§ **What this task involves**
Transcribe the records that follow in their entirety, omitting any pictures.

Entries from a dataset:
________
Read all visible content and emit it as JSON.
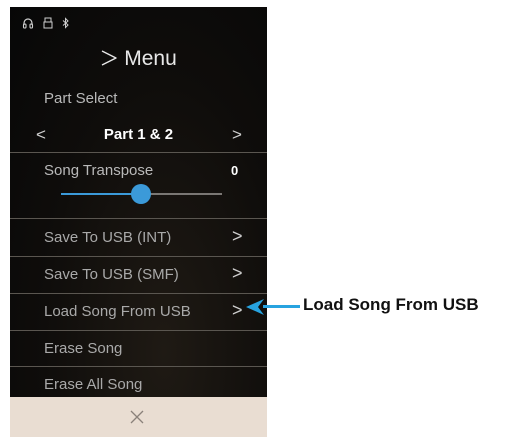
{
  "header": {
    "title": "Menu"
  },
  "status_icons": [
    "headphones-icon",
    "usb-icon",
    "bluetooth-icon"
  ],
  "part_select": {
    "label": "Part Select",
    "value": "Part 1 & 2"
  },
  "song_transpose": {
    "label": "Song Transpose",
    "value": "0",
    "slider_level": 0.5
  },
  "items": [
    {
      "label": "Save To USB (INT)",
      "has_arrow": true
    },
    {
      "label": "Save To USB (SMF)",
      "has_arrow": true
    },
    {
      "label": "Load Song From USB",
      "has_arrow": true
    },
    {
      "label": "Erase Song",
      "has_arrow": false
    },
    {
      "label": "Erase All Song",
      "has_arrow": false
    }
  ],
  "footer": {
    "close_icon": "close-icon"
  },
  "callout": {
    "text": "Load Song From USB"
  },
  "colors": {
    "accent": "#3b9ad9",
    "callout": "#27a3e0",
    "footer": "#e9ddd2"
  }
}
________
§ **Full output**
Read all visible content and emit it as JSON.
{
  "header": {
    "title": "Menu"
  },
  "status_icons": [
    "headphones-icon",
    "usb-icon",
    "bluetooth-icon"
  ],
  "part_select": {
    "label": "Part Select",
    "value": "Part 1 & 2"
  },
  "song_transpose": {
    "label": "Song Transpose",
    "value": "0",
    "slider_level": 0.5
  },
  "items": [
    {
      "label": "Save To USB (INT)",
      "has_arrow": true
    },
    {
      "label": "Save To USB (SMF)",
      "has_arrow": true
    },
    {
      "label": "Load Song From USB",
      "has_arrow": true
    },
    {
      "label": "Erase Song",
      "has_arrow": false
    },
    {
      "label": "Erase All Song",
      "has_arrow": false
    }
  ],
  "footer": {
    "close_icon": "close-icon"
  },
  "callout": {
    "text": "Load Song From USB"
  },
  "colors": {
    "accent": "#3b9ad9",
    "callout": "#27a3e0",
    "footer": "#e9ddd2"
  }
}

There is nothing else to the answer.